> Work to do
Pick every line from the data that holds the word "熊本県合志市豊岡の".

> Dataset entries on figures

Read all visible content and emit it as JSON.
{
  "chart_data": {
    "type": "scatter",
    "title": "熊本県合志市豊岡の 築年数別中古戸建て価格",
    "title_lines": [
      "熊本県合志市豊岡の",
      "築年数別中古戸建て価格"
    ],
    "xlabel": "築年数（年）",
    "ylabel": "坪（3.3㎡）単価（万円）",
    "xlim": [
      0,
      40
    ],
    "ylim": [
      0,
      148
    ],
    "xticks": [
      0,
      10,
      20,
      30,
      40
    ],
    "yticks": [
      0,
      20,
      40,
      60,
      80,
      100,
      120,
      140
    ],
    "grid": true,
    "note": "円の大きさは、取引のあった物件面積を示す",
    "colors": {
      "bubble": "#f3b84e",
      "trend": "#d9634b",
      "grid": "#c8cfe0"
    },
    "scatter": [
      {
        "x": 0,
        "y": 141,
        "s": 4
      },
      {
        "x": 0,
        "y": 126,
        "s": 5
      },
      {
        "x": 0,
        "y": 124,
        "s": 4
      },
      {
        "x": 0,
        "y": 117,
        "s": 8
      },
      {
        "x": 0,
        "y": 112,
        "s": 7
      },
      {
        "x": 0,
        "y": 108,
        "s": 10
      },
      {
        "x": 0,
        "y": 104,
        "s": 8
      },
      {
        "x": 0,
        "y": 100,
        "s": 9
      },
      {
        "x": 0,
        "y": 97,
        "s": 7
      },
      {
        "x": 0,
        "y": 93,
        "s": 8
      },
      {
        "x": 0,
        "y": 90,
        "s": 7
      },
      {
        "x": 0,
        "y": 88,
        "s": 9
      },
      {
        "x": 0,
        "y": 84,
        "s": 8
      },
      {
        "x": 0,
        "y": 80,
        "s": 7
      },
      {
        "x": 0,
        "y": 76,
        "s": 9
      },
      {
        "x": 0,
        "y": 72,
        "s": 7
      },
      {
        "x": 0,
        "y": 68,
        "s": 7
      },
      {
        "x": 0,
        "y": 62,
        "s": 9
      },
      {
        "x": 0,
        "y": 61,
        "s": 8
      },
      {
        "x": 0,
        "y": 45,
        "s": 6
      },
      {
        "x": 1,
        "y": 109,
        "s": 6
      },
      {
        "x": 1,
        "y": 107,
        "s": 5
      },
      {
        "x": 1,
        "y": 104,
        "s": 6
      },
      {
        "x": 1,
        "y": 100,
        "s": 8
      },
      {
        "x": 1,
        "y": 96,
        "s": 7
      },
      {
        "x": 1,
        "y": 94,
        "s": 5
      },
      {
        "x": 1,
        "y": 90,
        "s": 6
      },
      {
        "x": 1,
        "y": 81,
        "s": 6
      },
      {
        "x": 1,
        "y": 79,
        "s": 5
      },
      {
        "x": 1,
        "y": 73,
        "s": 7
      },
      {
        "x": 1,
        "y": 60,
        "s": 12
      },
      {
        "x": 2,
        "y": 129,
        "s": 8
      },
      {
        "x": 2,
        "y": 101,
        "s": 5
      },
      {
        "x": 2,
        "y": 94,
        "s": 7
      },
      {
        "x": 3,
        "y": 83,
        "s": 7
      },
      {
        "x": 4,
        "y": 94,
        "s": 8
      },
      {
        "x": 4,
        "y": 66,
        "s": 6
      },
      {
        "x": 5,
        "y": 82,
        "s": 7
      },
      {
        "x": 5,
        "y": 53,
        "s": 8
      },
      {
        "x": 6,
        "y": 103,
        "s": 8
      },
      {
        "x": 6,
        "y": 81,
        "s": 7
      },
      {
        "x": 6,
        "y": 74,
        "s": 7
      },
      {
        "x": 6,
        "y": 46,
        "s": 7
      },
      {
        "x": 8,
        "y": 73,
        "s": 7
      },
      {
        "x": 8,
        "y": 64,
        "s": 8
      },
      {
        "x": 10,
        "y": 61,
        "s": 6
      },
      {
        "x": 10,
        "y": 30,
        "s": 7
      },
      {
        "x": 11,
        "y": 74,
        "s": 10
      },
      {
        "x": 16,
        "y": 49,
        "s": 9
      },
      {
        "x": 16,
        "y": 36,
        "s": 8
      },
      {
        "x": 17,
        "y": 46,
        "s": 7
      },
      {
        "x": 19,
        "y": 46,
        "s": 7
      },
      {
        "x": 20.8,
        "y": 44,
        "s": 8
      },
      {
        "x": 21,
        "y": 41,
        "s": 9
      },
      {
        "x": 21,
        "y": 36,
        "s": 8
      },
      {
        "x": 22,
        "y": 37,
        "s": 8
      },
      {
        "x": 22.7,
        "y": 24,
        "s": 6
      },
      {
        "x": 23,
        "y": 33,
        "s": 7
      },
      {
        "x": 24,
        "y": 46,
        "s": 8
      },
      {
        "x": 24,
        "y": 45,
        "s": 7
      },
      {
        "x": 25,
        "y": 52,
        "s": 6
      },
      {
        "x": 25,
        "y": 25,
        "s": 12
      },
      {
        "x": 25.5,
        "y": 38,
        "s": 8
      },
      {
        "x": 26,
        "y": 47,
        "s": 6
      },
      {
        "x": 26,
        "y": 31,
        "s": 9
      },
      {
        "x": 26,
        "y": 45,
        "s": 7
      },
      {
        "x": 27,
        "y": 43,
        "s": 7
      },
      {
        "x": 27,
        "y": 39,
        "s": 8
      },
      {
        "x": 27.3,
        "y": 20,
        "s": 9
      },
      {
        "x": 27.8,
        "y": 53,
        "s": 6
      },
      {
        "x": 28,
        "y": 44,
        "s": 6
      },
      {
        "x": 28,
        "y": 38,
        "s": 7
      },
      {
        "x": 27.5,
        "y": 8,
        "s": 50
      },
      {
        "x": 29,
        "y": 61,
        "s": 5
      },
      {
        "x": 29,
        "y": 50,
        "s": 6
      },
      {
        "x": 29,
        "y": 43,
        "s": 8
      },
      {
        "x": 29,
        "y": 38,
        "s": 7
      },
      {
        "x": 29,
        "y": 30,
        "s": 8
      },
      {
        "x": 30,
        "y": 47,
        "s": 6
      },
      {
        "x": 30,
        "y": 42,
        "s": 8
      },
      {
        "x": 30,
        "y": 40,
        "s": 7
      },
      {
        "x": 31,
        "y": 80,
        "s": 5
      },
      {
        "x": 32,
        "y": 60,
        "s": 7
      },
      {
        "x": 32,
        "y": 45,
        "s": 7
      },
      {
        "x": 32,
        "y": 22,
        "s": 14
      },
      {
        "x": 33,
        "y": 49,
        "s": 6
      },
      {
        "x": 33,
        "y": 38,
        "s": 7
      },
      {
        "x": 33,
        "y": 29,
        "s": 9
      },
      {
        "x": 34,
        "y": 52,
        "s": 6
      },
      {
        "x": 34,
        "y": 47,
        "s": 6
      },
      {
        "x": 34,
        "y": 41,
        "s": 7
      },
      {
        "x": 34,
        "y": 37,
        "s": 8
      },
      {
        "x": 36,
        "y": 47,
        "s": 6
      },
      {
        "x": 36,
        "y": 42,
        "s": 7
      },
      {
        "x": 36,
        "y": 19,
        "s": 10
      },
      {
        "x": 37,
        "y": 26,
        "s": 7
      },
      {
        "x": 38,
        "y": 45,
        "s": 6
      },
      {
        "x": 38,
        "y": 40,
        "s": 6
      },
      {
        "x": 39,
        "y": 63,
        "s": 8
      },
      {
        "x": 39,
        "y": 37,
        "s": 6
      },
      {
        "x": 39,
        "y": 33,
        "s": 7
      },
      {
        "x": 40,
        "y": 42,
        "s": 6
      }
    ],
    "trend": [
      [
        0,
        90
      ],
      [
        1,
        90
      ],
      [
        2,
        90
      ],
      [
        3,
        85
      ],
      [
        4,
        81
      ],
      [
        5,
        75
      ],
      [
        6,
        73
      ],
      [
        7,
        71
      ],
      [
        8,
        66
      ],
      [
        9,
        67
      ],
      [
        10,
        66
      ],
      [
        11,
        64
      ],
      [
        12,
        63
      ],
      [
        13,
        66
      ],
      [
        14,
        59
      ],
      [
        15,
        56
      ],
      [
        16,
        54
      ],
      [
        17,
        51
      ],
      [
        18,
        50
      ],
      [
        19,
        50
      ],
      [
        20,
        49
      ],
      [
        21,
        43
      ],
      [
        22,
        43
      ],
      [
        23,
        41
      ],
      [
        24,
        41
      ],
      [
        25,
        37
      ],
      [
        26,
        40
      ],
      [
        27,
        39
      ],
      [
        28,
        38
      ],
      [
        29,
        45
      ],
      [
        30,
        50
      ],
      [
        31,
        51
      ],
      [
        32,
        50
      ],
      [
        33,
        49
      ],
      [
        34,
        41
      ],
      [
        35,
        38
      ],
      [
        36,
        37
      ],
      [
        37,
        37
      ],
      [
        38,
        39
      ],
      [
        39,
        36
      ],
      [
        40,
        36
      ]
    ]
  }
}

> Response to this task
    "title": "熊本県合志市豊岡の 築年数別中古戸建て価格",
      "熊本県合志市豊岡の",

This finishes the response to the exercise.